▶ [Problem to solve] Give every line again exactly as it appears, please, but not the pictures.

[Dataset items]
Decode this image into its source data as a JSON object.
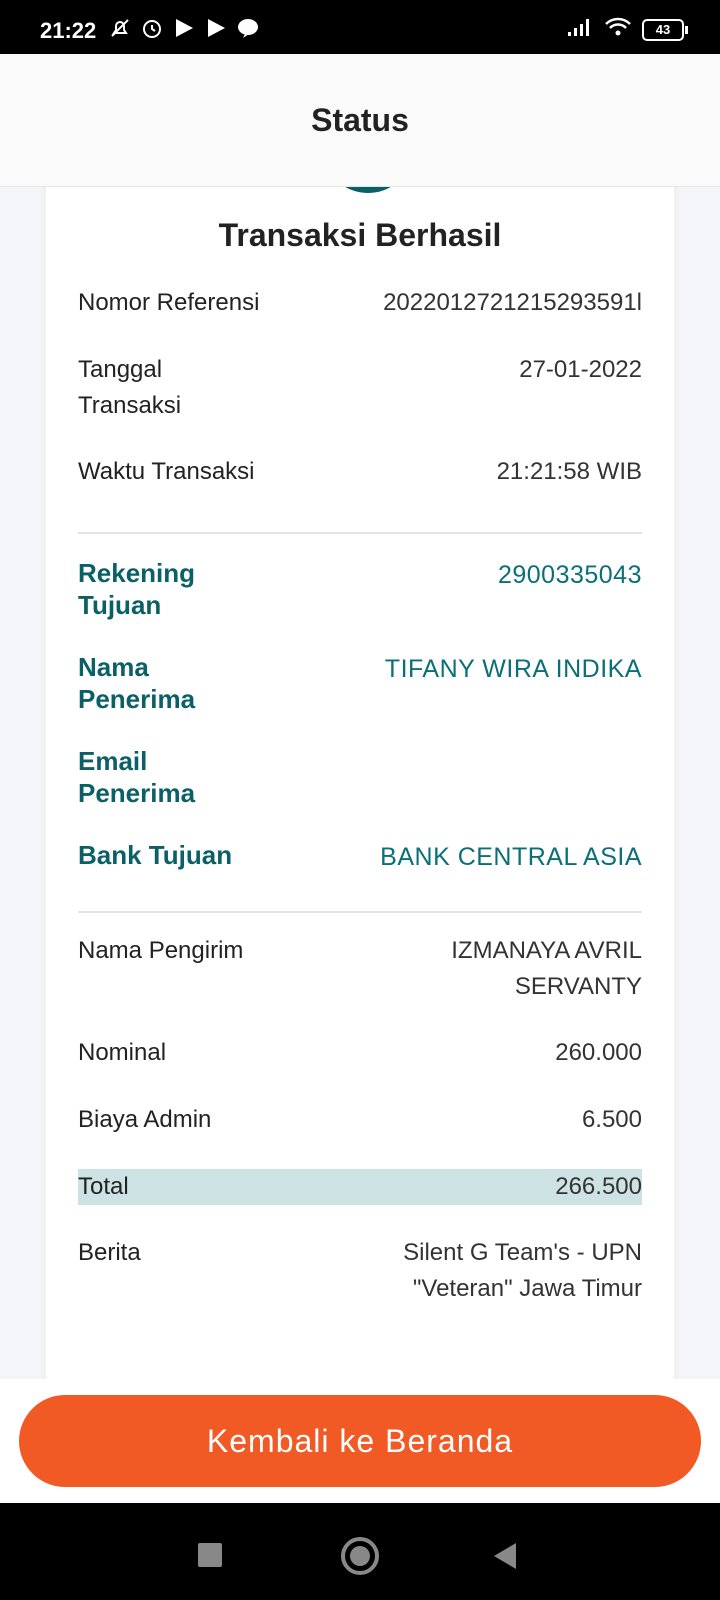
{
  "status_bar": {
    "time": "21:22",
    "battery": "43",
    "icons": [
      "mute-icon",
      "alarm-icon",
      "play-icon",
      "play-icon",
      "line-icon",
      "signal-icon",
      "wifi-icon",
      "battery-icon"
    ]
  },
  "header": {
    "title": "Status"
  },
  "card": {
    "title": "Transaksi Berhasil",
    "reference": {
      "label": "Nomor Referensi",
      "value": "2022012721215293591l"
    },
    "date": {
      "label": "Tanggal\nTransaksi",
      "value": "27-01-2022"
    },
    "time": {
      "label": "Waktu Transaksi",
      "value": "21:21:58 WIB"
    },
    "account": {
      "label": "Rekening\nTujuan",
      "value": "2900335043"
    },
    "recipient": {
      "label": "Nama\nPenerima",
      "value": "TIFANY WIRA INDIKA"
    },
    "email": {
      "label": "Email\nPenerima",
      "value": ""
    },
    "bank": {
      "label": "Bank Tujuan",
      "value": "BANK CENTRAL ASIA"
    },
    "sender": {
      "label": "Nama Pengirim",
      "value": "IZMANAYA AVRIL\nSERVANTY"
    },
    "nominal": {
      "label": "Nominal",
      "value": "260.000"
    },
    "admin_fee": {
      "label": "Biaya Admin",
      "value": "6.500"
    },
    "total": {
      "label": "Total",
      "value": "266.500"
    },
    "message": {
      "label": "Berita",
      "value": "Silent G Team's - UPN\n\"Veteran\" Jawa Timur"
    }
  },
  "actions": {
    "home_button": "Kembali ke Beranda"
  },
  "colors": {
    "accent_teal": "#0b5f66",
    "cta_orange": "#f15a24",
    "total_highlight": "#cde2e3"
  }
}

▶ [Answer for this exercise]
Decode this image into its source data as a JSON object.
{
  "status_bar": {
    "time": "21:22",
    "battery": "43",
    "icons": [
      "mute-icon",
      "alarm-icon",
      "play-icon",
      "play-icon",
      "line-icon",
      "signal-icon",
      "wifi-icon",
      "battery-icon"
    ]
  },
  "header": {
    "title": "Status"
  },
  "card": {
    "title": "Transaksi Berhasil",
    "reference": {
      "label": "Nomor Referensi",
      "value": "2022012721215293591l"
    },
    "date": {
      "label": "Tanggal\nTransaksi",
      "value": "27-01-2022"
    },
    "time": {
      "label": "Waktu Transaksi",
      "value": "21:21:58 WIB"
    },
    "account": {
      "label": "Rekening\nTujuan",
      "value": "2900335043"
    },
    "recipient": {
      "label": "Nama\nPenerima",
      "value": "TIFANY WIRA INDIKA"
    },
    "email": {
      "label": "Email\nPenerima",
      "value": ""
    },
    "bank": {
      "label": "Bank Tujuan",
      "value": "BANK CENTRAL ASIA"
    },
    "sender": {
      "label": "Nama Pengirim",
      "value": "IZMANAYA AVRIL\nSERVANTY"
    },
    "nominal": {
      "label": "Nominal",
      "value": "260.000"
    },
    "admin_fee": {
      "label": "Biaya Admin",
      "value": "6.500"
    },
    "total": {
      "label": "Total",
      "value": "266.500"
    },
    "message": {
      "label": "Berita",
      "value": "Silent G Team's - UPN\n\"Veteran\" Jawa Timur"
    }
  },
  "actions": {
    "home_button": "Kembali ke Beranda"
  },
  "colors": {
    "accent_teal": "#0b5f66",
    "cta_orange": "#f15a24",
    "total_highlight": "#cde2e3"
  }
}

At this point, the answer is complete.